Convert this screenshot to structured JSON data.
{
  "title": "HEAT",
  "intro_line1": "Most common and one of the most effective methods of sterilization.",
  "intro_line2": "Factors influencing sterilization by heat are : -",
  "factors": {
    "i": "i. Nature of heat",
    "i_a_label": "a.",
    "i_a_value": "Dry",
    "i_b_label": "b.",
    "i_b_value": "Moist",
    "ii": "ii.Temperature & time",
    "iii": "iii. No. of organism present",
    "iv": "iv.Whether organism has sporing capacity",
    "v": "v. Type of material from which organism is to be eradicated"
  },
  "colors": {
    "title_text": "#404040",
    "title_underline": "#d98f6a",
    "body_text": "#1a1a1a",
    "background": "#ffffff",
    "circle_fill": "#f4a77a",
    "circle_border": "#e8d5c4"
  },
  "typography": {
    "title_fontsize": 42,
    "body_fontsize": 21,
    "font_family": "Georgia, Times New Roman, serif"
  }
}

---

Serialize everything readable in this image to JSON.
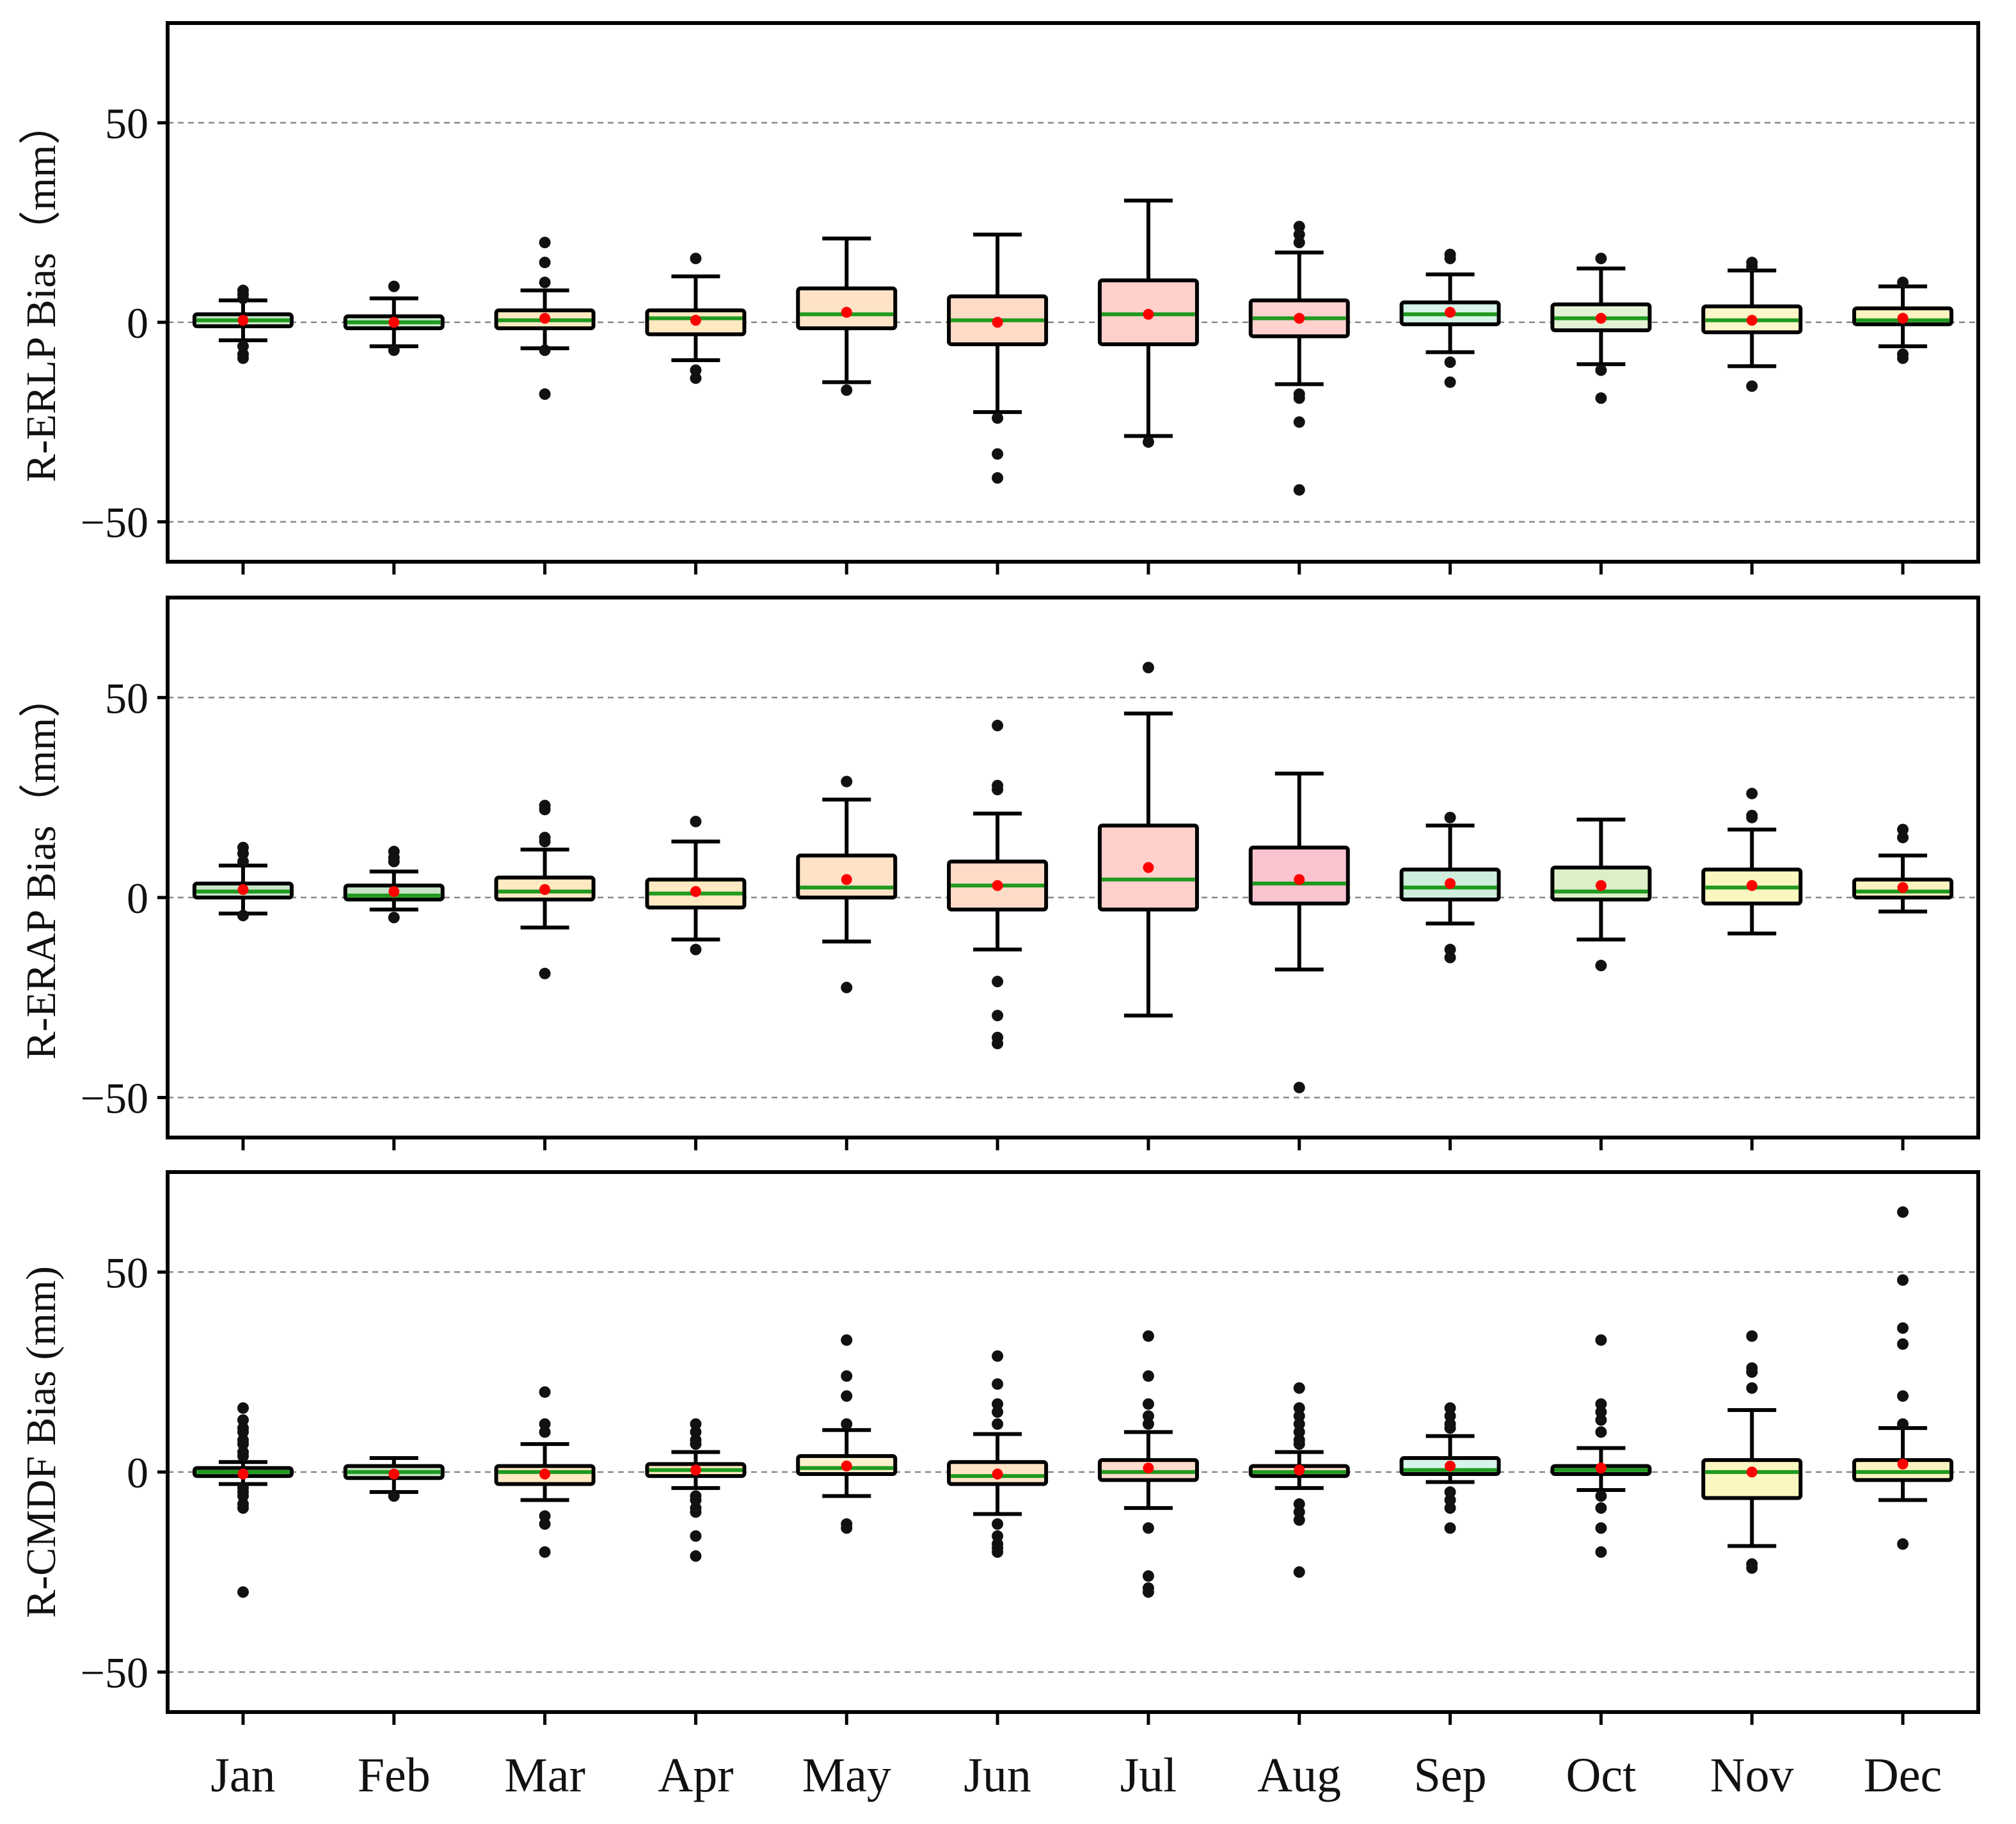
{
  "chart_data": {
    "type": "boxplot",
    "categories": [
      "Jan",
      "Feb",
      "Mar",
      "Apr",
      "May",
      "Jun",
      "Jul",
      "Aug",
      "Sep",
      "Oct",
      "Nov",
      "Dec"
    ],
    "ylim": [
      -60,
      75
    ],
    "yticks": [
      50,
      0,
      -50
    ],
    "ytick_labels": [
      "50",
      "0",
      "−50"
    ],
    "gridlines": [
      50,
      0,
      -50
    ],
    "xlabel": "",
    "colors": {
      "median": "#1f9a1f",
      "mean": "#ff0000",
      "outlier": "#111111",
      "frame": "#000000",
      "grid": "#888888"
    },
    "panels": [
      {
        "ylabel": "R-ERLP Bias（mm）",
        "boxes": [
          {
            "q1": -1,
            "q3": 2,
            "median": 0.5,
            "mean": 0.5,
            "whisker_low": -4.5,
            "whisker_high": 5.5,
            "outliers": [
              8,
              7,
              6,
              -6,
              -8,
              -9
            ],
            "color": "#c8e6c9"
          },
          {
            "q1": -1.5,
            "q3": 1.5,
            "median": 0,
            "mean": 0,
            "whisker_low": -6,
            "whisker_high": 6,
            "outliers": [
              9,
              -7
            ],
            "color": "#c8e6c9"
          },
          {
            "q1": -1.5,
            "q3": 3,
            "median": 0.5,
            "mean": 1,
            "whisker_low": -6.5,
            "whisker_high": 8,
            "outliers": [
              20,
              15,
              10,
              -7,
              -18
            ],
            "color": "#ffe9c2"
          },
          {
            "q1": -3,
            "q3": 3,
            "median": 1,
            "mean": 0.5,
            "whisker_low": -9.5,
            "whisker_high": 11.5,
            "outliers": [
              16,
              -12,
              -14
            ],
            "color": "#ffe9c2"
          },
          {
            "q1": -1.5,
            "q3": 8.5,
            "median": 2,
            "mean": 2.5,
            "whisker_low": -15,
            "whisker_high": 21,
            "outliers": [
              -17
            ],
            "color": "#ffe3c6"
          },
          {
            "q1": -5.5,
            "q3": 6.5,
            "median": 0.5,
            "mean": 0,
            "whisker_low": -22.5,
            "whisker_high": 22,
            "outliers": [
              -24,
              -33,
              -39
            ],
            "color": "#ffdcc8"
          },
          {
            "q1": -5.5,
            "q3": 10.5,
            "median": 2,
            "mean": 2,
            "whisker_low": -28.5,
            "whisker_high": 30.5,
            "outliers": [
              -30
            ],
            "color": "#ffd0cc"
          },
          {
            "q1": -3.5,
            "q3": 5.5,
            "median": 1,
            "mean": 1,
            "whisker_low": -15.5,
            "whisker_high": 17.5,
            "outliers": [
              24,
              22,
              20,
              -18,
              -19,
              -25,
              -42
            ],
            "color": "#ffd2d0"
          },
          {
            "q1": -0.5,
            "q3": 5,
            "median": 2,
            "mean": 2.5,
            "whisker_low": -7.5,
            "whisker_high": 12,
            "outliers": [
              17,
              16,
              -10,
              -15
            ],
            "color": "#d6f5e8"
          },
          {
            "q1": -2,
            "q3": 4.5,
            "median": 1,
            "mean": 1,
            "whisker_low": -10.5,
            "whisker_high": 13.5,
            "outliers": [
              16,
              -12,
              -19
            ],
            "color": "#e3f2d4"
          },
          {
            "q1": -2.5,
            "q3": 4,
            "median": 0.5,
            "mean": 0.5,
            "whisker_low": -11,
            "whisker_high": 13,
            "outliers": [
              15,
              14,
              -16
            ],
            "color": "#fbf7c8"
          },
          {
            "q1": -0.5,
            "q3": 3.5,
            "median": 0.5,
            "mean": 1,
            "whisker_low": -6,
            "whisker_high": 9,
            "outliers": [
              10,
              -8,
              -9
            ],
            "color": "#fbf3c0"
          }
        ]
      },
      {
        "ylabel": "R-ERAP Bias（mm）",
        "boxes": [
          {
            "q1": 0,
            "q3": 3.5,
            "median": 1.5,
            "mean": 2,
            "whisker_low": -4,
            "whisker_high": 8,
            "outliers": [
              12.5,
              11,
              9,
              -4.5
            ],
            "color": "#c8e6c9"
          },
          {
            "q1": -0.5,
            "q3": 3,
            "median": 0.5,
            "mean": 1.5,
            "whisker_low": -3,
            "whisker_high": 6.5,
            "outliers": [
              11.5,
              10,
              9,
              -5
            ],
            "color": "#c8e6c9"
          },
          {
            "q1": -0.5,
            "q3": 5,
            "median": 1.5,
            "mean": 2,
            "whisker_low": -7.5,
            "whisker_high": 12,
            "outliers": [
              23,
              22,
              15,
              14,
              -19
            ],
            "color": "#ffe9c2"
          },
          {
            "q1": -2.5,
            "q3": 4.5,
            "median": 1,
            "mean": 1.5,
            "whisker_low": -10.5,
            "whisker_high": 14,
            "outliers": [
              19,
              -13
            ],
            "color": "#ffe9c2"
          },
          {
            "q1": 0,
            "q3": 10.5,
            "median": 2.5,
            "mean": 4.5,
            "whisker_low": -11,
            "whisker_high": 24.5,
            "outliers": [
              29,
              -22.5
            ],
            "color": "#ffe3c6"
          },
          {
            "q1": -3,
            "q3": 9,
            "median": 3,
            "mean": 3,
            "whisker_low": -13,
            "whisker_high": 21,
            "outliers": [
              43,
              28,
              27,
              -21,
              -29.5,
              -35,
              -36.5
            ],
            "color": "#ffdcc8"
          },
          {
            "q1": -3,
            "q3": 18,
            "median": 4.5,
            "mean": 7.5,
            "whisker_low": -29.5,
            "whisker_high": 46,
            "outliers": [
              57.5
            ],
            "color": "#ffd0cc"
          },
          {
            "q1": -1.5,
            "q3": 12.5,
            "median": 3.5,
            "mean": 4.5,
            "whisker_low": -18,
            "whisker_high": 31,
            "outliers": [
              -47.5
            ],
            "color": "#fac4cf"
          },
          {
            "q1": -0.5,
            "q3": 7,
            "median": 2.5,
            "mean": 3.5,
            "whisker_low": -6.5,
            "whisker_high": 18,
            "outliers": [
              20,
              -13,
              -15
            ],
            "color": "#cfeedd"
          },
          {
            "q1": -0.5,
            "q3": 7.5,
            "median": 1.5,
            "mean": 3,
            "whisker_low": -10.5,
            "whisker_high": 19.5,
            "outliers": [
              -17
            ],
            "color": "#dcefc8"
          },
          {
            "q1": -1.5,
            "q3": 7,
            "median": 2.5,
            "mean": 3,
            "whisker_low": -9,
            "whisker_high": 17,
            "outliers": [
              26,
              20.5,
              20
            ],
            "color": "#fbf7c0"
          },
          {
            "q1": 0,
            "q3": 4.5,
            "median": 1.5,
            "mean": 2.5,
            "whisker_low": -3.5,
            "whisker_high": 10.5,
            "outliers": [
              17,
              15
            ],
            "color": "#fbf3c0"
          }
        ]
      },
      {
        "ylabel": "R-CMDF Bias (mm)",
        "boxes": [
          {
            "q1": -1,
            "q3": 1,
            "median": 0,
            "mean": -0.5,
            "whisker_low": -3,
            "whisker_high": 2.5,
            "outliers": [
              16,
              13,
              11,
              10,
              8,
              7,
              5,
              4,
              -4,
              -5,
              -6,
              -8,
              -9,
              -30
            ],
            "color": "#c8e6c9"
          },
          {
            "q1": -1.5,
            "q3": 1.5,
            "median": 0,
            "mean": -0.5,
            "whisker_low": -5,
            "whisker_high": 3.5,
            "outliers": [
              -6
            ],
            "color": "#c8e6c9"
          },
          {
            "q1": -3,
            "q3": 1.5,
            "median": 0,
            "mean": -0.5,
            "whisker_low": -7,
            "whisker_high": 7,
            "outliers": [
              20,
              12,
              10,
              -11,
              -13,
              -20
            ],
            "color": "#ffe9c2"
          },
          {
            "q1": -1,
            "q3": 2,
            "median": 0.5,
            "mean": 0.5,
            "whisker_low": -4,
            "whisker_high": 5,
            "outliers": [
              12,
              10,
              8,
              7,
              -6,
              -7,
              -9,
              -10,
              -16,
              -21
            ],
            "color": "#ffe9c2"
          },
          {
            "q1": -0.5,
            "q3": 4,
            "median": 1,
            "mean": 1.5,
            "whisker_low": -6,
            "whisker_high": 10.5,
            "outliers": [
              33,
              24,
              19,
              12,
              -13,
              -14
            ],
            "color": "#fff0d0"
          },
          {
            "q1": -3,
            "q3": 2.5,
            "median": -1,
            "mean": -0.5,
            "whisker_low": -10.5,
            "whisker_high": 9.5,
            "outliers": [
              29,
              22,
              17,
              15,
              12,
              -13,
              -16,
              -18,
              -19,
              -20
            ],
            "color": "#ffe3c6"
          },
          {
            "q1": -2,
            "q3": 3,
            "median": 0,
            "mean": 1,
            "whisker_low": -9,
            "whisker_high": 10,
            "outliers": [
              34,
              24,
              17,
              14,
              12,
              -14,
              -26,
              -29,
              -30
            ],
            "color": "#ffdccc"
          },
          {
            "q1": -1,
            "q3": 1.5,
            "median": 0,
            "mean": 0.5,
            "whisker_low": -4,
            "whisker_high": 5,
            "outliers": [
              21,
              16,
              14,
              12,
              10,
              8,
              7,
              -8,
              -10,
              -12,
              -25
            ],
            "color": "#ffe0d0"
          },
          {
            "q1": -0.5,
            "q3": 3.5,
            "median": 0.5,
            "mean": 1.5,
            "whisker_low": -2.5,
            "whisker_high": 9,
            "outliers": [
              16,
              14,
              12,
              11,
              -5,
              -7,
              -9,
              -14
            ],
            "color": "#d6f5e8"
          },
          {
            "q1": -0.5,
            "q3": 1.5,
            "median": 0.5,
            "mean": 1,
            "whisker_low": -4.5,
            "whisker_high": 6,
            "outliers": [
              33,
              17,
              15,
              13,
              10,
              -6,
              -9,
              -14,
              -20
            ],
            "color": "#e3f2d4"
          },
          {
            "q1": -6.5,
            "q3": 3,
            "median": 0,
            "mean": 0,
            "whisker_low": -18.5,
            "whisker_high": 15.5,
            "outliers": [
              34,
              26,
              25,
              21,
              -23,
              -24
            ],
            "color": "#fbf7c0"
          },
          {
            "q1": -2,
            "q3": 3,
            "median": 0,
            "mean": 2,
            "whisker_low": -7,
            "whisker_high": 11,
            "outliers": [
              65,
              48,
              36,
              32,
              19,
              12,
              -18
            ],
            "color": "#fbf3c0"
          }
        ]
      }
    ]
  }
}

--

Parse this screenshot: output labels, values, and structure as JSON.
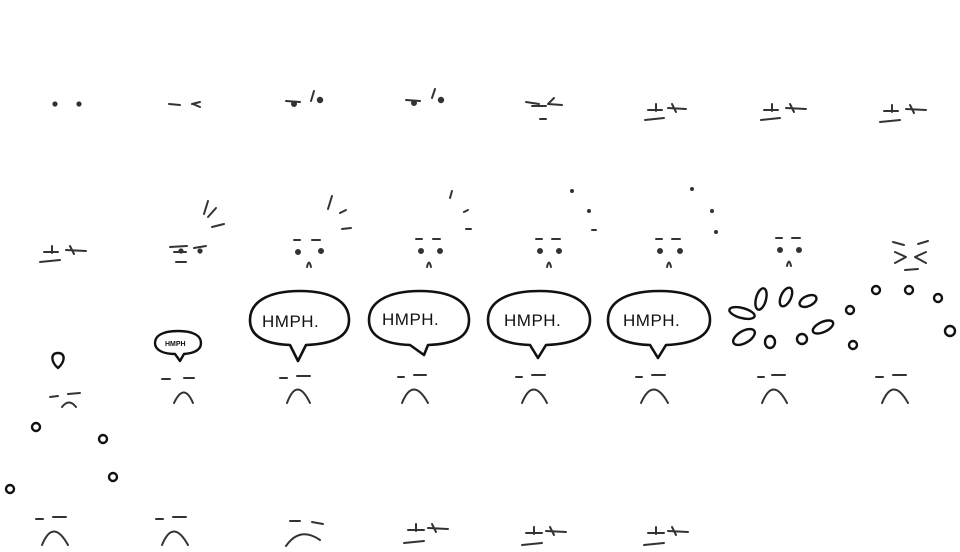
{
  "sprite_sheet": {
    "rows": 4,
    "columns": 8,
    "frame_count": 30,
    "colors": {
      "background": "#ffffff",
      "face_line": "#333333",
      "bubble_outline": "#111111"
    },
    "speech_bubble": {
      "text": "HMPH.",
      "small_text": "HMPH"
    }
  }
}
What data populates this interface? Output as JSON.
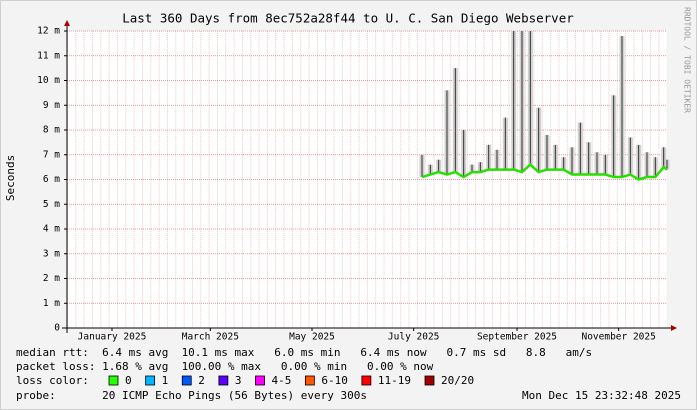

◆ What you need to do
Could you quote, word for word, only the lines from the one containing "Parse this screenshot: output" through the one containing "What data populates", both included, and leave out any pictures?

◆ Written answer
Parse this screenshot: output labels, values, and structure as JSON.
{
  "sprite_sheet": {
    "rows": 4,
    "columns": 8,
    "frame_count": 30,
    "colors": {
      "background": "#ffffff",
      "face_line": "#333333",
      "bubble_outline": "#111111"
    },
    "speech_bubble": {
      "text": "HMPH.",
      "small_text": "HMPH"
    }
  }
}
What data populates this interface? Output as JSON.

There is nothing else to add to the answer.